__WHAT YOU SHOULD DO__: Please set down all the lines beneath this one exactly, without the pictures.

Stored data entries

-.-.-

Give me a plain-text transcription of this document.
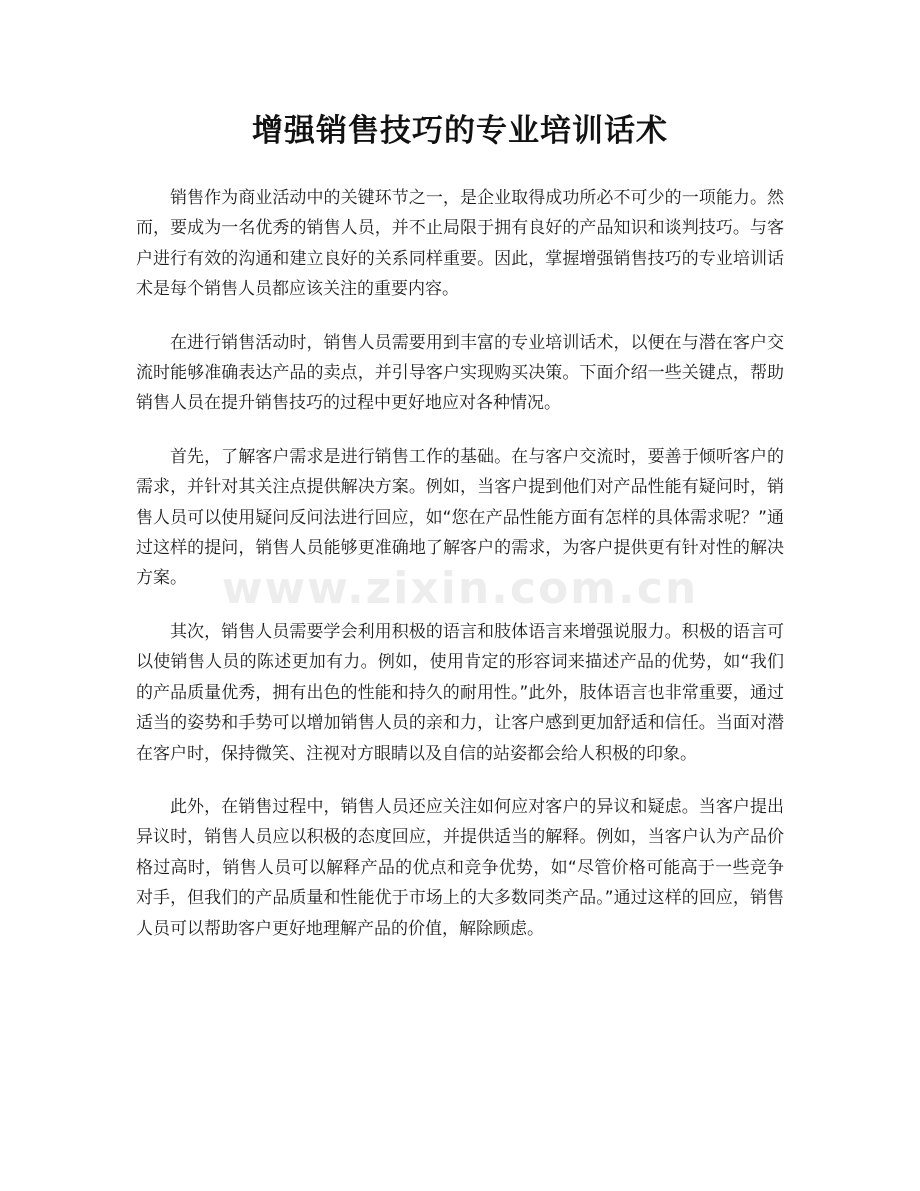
增强销售技巧的专业培训话术
www.zixin.com.cn

销售作为商业活动中的关键环节之一，是企业取得成功所必不可少的一项能力。然而，要成为一名优秀的销售人员，并不止局限于拥有良好的产品知识和谈判技巧。与客户进行有效的沟通和建立良好的关系同样重要。因此，掌握增强销售技巧的专业培训话术是每个销售人员都应该关注的重要内容。

在进行销售活动时，销售人员需要用到丰富的专业培训话术，以便在与潜在客户交流时能够准确表达产品的卖点，并引导客户实现购买决策。下面介绍一些关键点，帮助销售人员在提升销售技巧的过程中更好地应对各种情况。

首先，了解客户需求是进行销售工作的基础。在与客户交流时，要善于倾听客户的需求，并针对其关注点提供解决方案。例如，当客户提到他们对产品性能有疑问时，销售人员可以使用疑问反问法进行回应，如“您在产品性能方面有怎样的具体需求呢？”通过这样的提问，销售人员能够更准确地了解客户的需求，为客户提供更有针对性的解决方案。

其次，销售人员需要学会利用积极的语言和肢体语言来增强说服力。积极的语言可以使销售人员的陈述更加有力。例如，使用肯定的形容词来描述产品的优势，如“我们的产品质量优秀，拥有出色的性能和持久的耐用性。”此外，肢体语言也非常重要，通过适当的姿势和手势可以增加销售人员的亲和力，让客户感到更加舒适和信任。当面对潜在客户时，保持微笑、注视对方眼睛以及自信的站姿都会给人积极的印象。

此外，在销售过程中，销售人员还应关注如何应对客户的异议和疑虑。当客户提出异议时，销售人员应以积极的态度回应，并提供适当的解释。例如，当客户认为产品价格过高时，销售人员可以解释产品的优点和竞争优势，如“尽管价格可能高于一些竞争对手，但我们的产品质量和性能优于市场上的大多数同类产品。”通过这样的回应，销售人员可以帮助客户更好地理解产品的价值，解除顾虑。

-.-.-

__WRITTEN RESPONSE__:
Give me a plain-text transcription of this document.
增强销售技巧的专业培训话术
www.zixin.com.cn

销售作为商业活动中的关键环节之一，是企业取得成功所必不可少的一项能力。然而，要成为一名优秀的销售人员，并不止局限于拥有良好的产品知识和谈判技巧。与客户进行有效的沟通和建立良好的关系同样重要。因此，掌握增强销售技巧的专业培训话术是每个销售人员都应该关注的重要内容。

在进行销售活动时，销售人员需要用到丰富的专业培训话术，以便在与潜在客户交流时能够准确表达产品的卖点，并引导客户实现购买决策。下面介绍一些关键点，帮助销售人员在提升销售技巧的过程中更好地应对各种情况。

首先，了解客户需求是进行销售工作的基础。在与客户交流时，要善于倾听客户的需求，并针对其关注点提供解决方案。例如，当客户提到他们对产品性能有疑问时，销售人员可以使用疑问反问法进行回应，如“您在产品性能方面有怎样的具体需求呢？”通过这样的提问，销售人员能够更准确地了解客户的需求，为客户提供更有针对性的解决方案。

其次，销售人员需要学会利用积极的语言和肢体语言来增强说服力。积极的语言可以使销售人员的陈述更加有力。例如，使用肯定的形容词来描述产品的优势，如“我们的产品质量优秀，拥有出色的性能和持久的耐用性。”此外，肢体语言也非常重要，通过适当的姿势和手势可以增加销售人员的亲和力，让客户感到更加舒适和信任。当面对潜在客户时，保持微笑、注视对方眼睛以及自信的站姿都会给人积极的印象。

此外，在销售过程中，销售人员还应关注如何应对客户的异议和疑虑。当客户提出异议时，销售人员应以积极的态度回应，并提供适当的解释。例如，当客户认为产品价格过高时，销售人员可以解释产品的优点和竞争优势，如“尽管价格可能高于一些竞争对手，但我们的产品质量和性能优于市场上的大多数同类产品。”通过这样的回应，销售人员可以帮助客户更好地理解产品的价值，解除顾虑。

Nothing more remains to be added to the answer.